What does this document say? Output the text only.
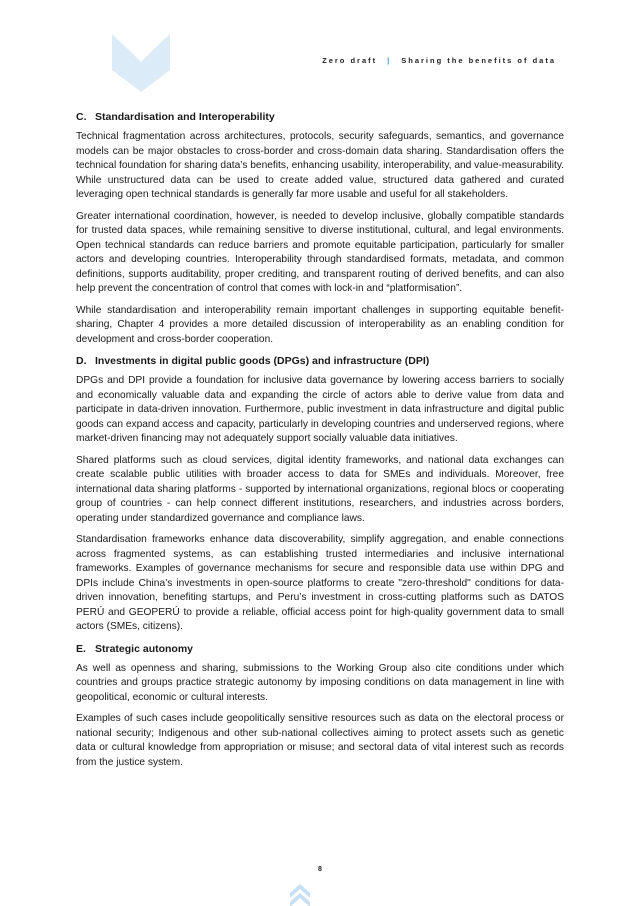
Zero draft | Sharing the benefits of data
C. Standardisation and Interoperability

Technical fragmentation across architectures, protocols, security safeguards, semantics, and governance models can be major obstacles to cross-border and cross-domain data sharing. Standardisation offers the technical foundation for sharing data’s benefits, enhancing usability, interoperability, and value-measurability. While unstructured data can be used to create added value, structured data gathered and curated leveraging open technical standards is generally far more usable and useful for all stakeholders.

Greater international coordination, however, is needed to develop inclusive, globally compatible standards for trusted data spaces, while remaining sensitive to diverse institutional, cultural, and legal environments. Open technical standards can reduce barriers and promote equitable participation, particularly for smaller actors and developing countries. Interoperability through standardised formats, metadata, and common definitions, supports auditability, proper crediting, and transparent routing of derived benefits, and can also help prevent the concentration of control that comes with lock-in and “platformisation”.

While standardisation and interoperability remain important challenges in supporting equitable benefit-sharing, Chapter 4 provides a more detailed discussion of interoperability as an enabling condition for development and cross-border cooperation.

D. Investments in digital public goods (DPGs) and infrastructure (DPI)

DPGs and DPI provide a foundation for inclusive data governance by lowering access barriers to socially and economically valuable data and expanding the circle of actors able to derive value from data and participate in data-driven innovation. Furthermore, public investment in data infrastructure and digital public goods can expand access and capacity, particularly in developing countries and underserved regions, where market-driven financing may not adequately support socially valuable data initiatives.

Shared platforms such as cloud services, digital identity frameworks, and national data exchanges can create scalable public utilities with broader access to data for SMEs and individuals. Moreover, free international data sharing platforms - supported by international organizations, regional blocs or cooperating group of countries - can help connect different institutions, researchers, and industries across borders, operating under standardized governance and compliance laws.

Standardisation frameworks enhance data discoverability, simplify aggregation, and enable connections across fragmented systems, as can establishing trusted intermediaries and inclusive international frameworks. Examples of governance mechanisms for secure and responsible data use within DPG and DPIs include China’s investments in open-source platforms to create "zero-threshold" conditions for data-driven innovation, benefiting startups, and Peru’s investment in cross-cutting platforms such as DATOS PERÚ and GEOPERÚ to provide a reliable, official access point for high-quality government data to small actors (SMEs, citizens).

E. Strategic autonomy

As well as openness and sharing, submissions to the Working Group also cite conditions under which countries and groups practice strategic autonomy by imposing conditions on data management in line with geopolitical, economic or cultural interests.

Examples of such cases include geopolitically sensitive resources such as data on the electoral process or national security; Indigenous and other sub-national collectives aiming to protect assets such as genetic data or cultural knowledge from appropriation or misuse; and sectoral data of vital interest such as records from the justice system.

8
____________
- Task statement
Pull out every line of the records above that contains the word "autonomy".

- Answer for this exercise
E. Strategic autonomy
As well as openness and sharing, submissions to the Working Group also cite conditions under which countries and groups practice strategic autonomy by imposing conditions on data management in line with geopolitical, economic or cultural interests.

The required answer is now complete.